— Start —

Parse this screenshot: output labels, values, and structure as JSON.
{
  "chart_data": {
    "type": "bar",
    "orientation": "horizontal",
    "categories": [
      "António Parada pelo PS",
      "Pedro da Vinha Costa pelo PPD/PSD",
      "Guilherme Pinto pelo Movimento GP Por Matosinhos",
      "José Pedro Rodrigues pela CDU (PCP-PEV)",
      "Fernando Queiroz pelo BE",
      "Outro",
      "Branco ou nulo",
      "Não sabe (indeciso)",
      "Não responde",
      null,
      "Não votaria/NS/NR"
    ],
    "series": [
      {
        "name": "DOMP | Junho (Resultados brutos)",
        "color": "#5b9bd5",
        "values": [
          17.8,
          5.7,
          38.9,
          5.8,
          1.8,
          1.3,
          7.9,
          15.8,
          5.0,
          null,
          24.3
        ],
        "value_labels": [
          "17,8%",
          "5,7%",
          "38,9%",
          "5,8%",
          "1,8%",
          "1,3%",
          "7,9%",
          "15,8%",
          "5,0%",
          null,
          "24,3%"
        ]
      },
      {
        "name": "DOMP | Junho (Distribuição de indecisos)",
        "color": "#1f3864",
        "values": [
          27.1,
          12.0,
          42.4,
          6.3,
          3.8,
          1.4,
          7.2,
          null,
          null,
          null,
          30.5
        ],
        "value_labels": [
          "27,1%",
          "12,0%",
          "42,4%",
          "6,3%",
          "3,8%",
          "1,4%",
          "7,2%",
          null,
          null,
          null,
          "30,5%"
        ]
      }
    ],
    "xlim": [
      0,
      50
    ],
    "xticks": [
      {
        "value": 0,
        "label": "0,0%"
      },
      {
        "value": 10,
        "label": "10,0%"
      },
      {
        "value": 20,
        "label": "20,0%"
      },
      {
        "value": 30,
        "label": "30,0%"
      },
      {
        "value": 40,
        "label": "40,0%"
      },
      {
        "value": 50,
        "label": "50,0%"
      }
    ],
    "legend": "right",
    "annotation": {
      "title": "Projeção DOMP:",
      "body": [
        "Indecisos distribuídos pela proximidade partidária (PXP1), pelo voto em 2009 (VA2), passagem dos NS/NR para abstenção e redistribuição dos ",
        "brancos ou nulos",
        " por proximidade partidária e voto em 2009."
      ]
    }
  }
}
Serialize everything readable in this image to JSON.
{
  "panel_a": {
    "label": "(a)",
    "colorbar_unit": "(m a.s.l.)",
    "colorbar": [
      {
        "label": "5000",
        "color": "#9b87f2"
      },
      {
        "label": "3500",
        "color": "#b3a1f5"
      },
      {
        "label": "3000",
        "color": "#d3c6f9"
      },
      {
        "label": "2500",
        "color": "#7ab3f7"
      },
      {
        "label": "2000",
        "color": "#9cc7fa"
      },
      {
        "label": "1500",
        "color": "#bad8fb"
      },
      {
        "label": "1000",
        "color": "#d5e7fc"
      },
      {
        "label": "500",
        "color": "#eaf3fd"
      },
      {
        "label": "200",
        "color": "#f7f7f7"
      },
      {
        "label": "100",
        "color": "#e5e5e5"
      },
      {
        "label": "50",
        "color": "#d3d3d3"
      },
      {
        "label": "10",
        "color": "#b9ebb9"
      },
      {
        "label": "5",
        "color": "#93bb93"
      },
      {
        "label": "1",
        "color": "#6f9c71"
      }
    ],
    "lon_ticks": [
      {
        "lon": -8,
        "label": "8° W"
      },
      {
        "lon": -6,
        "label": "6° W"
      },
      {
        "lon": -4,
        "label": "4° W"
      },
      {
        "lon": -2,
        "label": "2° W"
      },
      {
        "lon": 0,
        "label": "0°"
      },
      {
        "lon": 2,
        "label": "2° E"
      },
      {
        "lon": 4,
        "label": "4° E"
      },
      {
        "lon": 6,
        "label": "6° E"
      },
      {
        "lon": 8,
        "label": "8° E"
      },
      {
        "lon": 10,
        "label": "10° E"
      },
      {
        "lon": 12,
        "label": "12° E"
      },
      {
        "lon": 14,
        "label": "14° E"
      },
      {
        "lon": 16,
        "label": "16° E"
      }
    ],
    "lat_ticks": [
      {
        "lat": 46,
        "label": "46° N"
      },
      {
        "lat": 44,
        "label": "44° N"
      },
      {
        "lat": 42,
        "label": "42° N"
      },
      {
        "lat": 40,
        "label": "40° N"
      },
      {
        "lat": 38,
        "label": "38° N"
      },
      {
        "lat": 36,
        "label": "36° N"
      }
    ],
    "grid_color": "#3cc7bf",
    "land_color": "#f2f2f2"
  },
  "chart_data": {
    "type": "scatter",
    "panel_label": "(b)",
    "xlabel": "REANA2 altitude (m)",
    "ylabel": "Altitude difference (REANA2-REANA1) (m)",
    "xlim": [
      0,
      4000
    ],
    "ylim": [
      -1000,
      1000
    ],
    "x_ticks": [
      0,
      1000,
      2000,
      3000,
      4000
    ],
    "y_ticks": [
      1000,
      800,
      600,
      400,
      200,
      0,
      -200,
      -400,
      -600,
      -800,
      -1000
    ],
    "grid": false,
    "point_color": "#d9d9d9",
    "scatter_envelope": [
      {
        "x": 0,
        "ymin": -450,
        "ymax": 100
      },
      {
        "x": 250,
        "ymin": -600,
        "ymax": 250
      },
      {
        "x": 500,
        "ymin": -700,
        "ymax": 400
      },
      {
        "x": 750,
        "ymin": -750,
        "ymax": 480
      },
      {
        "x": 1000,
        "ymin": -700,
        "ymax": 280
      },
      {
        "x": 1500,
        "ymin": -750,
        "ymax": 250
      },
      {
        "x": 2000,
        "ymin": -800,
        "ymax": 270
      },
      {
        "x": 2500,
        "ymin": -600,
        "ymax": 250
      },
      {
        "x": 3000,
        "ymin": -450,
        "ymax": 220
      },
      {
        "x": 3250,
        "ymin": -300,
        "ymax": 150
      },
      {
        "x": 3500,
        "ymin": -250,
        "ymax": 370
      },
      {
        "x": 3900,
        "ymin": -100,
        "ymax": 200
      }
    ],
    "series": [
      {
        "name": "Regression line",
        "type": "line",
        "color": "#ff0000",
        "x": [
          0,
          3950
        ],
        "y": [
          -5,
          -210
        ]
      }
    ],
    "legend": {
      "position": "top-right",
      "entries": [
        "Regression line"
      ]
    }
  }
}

— End —

_WHAT TO DO_
For the entries above, count the lines that contain the string "pela", and state that number without further comment.

_ANSWER IN FULL_
2